◆ **Provided information**:
━━━━
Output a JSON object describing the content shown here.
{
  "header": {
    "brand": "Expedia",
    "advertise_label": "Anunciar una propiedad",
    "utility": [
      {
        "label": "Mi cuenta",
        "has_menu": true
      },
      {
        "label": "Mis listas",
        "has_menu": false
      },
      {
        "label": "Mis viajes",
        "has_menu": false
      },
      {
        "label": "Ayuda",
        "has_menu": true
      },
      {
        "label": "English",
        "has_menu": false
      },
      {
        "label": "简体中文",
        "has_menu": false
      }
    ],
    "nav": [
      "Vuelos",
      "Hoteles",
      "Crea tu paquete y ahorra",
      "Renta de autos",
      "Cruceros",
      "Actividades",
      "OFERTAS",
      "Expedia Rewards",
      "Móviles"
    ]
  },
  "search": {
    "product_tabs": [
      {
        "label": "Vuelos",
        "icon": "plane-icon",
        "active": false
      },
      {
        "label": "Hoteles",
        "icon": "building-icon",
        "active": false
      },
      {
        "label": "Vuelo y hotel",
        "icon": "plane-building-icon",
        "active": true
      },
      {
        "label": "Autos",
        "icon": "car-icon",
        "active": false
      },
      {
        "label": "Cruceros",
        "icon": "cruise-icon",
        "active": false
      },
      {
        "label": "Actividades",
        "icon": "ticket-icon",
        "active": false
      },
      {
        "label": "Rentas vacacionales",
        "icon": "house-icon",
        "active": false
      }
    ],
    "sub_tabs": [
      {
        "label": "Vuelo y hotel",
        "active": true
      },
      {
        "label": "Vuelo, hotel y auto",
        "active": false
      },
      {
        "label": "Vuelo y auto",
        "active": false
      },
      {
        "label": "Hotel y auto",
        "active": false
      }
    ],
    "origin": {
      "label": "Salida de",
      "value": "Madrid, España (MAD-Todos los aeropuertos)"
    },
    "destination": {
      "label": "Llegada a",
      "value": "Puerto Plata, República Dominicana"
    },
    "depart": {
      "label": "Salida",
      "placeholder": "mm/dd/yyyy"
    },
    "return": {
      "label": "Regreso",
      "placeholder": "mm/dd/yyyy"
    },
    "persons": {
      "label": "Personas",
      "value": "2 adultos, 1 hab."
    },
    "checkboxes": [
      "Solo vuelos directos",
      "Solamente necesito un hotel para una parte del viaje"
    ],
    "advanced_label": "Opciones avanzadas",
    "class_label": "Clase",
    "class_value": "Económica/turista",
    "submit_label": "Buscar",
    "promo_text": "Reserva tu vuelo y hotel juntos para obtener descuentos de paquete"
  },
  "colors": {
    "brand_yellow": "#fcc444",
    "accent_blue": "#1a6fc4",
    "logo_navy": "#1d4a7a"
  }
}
━━━━
◆ **Exercise**: Exactly as they are written, print the entries again.

◆ **Task result**:
Output a JSON object describing the content shown here.
{
  "header": {
    "brand": "Expedia",
    "advertise_label": "Anunciar una propiedad",
    "utility": [
      {
        "label": "Mi cuenta",
        "has_menu": true
      },
      {
        "label": "Mis listas",
        "has_menu": false
      },
      {
        "label": "Mis viajes",
        "has_menu": false
      },
      {
        "label": "Ayuda",
        "has_menu": true
      },
      {
        "label": "English",
        "has_menu": false
      },
      {
        "label": "简体中文",
        "has_menu": false
      }
    ],
    "nav": [
      "Vuelos",
      "Hoteles",
      "Crea tu paquete y ahorra",
      "Renta de autos",
      "Cruceros",
      "Actividades",
      "OFERTAS",
      "Expedia Rewards",
      "Móviles"
    ]
  },
  "search": {
    "product_tabs": [
      {
        "label": "Vuelos",
        "icon": "plane-icon",
        "active": false
      },
      {
        "label": "Hoteles",
        "icon": "building-icon",
        "active": false
      },
      {
        "label": "Vuelo y hotel",
        "icon": "plane-building-icon",
        "active": true
      },
      {
        "label": "Autos",
        "icon": "car-icon",
        "active": false
      },
      {
        "label": "Cruceros",
        "icon": "cruise-icon",
        "active": false
      },
      {
        "label": "Actividades",
        "icon": "ticket-icon",
        "active": false
      },
      {
        "label": "Rentas vacacionales",
        "icon": "house-icon",
        "active": false
      }
    ],
    "sub_tabs": [
      {
        "label": "Vuelo y hotel",
        "active": true
      },
      {
        "label": "Vuelo, hotel y auto",
        "active": false
      },
      {
        "label": "Vuelo y auto",
        "active": false
      },
      {
        "label": "Hotel y auto",
        "active": false
      }
    ],
    "origin": {
      "label": "Salida de",
      "value": "Madrid, España (MAD-Todos los aeropuertos)"
    },
    "destination": {
      "label": "Llegada a",
      "value": "Puerto Plata, República Dominicana"
    },
    "depart": {
      "label": "Salida",
      "placeholder": "mm/dd/yyyy"
    },
    "return": {
      "label": "Regreso",
      "placeholder": "mm/dd/yyyy"
    },
    "persons": {
      "label": "Personas",
      "value": "2 adultos, 1 hab."
    },
    "checkboxes": [
      "Solo vuelos directos",
      "Solamente necesito un hotel para una parte del viaje"
    ],
    "advanced_label": "Opciones avanzadas",
    "class_label": "Clase",
    "class_value": "Económica/turista",
    "submit_label": "Buscar",
    "promo_text": "Reserva tu vuelo y hotel juntos para obtener descuentos de paquete"
  },
  "colors": {
    "brand_yellow": "#fcc444",
    "accent_blue": "#1a6fc4",
    "logo_navy": "#1d4a7a"
  }
}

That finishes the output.